ENTRIES SHOWN:
-------------------------

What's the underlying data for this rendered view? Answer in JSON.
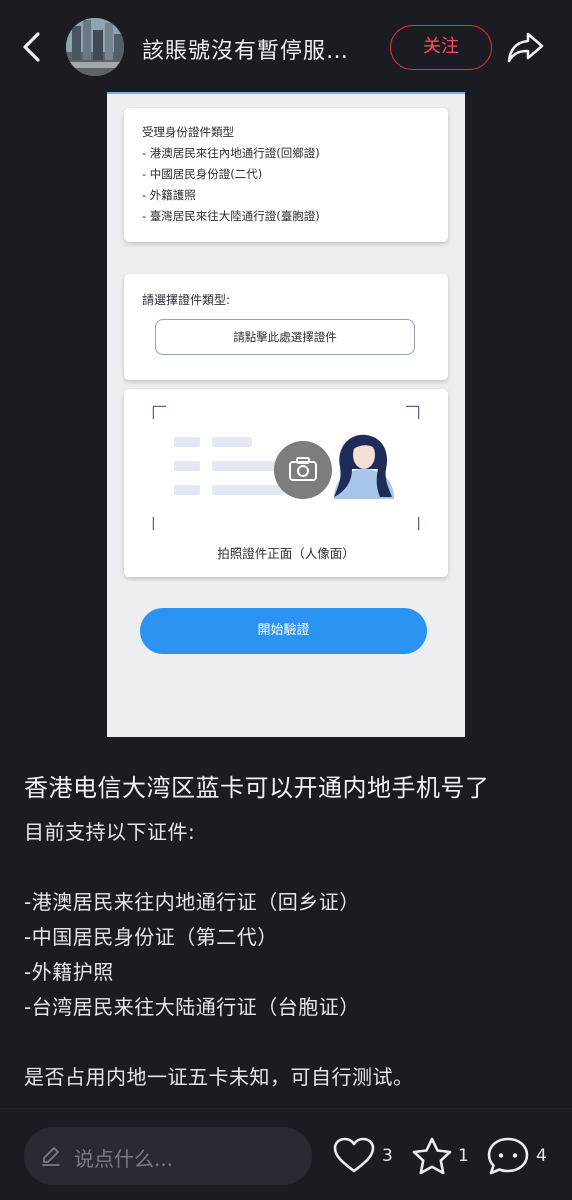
{
  "header": {
    "author_name": "該賬號沒有暫停服…",
    "follow_label": "关注"
  },
  "screenshot": {
    "id_types_card": {
      "title": "受理身份證件類型",
      "items": [
        "- 港澳居民來往內地通行證(回鄉證)",
        "- 中國居民身份證(二代)",
        "- 外籍護照",
        "- 臺灣居民來往大陸通行證(臺胞證)"
      ]
    },
    "select_card": {
      "prompt": "請選擇證件類型:",
      "button_label": "請點擊此處選擇證件"
    },
    "photo_card": {
      "caption": "拍照證件正面（人像面）"
    },
    "start_button_label": "開始驗證"
  },
  "post": {
    "title": "香港电信大湾区蓝卡可以开通内地手机号了",
    "lines": [
      "目前支持以下证件:",
      "",
      "-港澳居民来往内地通行证（回乡证）",
      "-中国居民身份证（第二代）",
      "-外籍护照",
      "-台湾居民来往大陆通行证（台胞证）",
      "",
      "是否占用内地一证五卡未知，可自行测试。"
    ]
  },
  "bottom_bar": {
    "comment_placeholder": "说点什么...",
    "like_count": "3",
    "collect_count": "1",
    "comment_count": "4"
  },
  "colors": {
    "background": "#1b1b22",
    "follow_red": "#e0313d",
    "verify_blue": "#2b93f2"
  },
  "icons": [
    "back-icon",
    "share-icon",
    "camera-icon",
    "pencil-icon",
    "heart-icon",
    "star-icon",
    "comment-icon"
  ]
}
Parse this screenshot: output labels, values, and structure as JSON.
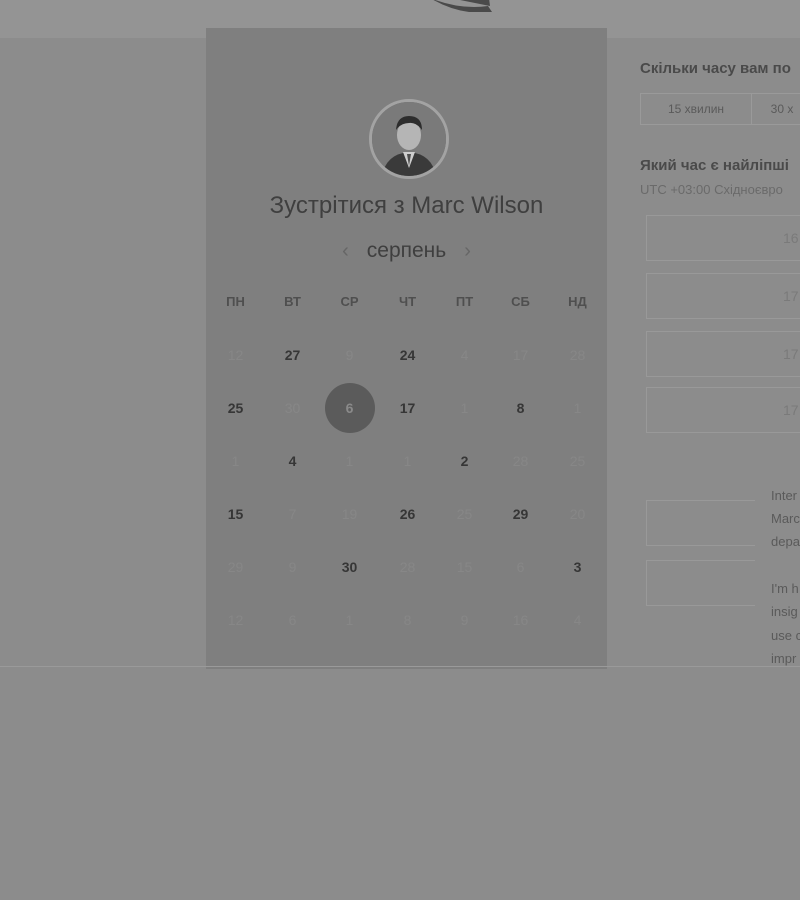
{
  "card": {
    "title": "Зустрітися з Marc Wilson",
    "month": "серпень",
    "prev_arrow": "‹",
    "next_arrow": "›"
  },
  "weekdays": [
    "ПН",
    "ВТ",
    "СР",
    "ЧТ",
    "ПТ",
    "СБ",
    "НД"
  ],
  "calendar_rows": [
    [
      "12",
      "27",
      "9",
      "24",
      "4",
      "17",
      "28"
    ],
    [
      "25",
      "30",
      "6",
      "17",
      "1",
      "8",
      "1"
    ],
    [
      "1",
      "4",
      "1",
      "1",
      "2",
      "28",
      "25"
    ],
    [
      "15",
      "7",
      "19",
      "26",
      "25",
      "29",
      "20"
    ],
    [
      "29",
      "9",
      "30",
      "28",
      "15",
      "6",
      "3"
    ],
    [
      "12",
      "6",
      "1",
      "8",
      "9",
      "16",
      "4"
    ]
  ],
  "selected_day": "6",
  "right": {
    "duration_question": "Скільки часу вам по",
    "durations": [
      "15 хвилин",
      "30 х"
    ],
    "time_question": "Який час є найліпші",
    "timezone": "UTC +03:00 Східноєвро",
    "slots": [
      "16",
      "17",
      "17",
      "17"
    ],
    "bio_lines": [
      "Inter",
      "Marc",
      "depa",
      "I'm h",
      "insig",
      "use c",
      "impr",
      "prod"
    ]
  },
  "colors": {
    "background": "#8c8c8c",
    "card": "#7f7f7f",
    "selected": "#5b5b5b"
  }
}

-------------------------

PROBLEM TO SOLVE:
Using the records given above, list every line that includes the word "title".

FINAL RESULT:
      "title": "受理身份證件類型",
    "title": "香港电信大湾区蓝卡可以开通内地手机号了",
    "title": "Зустрітися з Marc Wilson",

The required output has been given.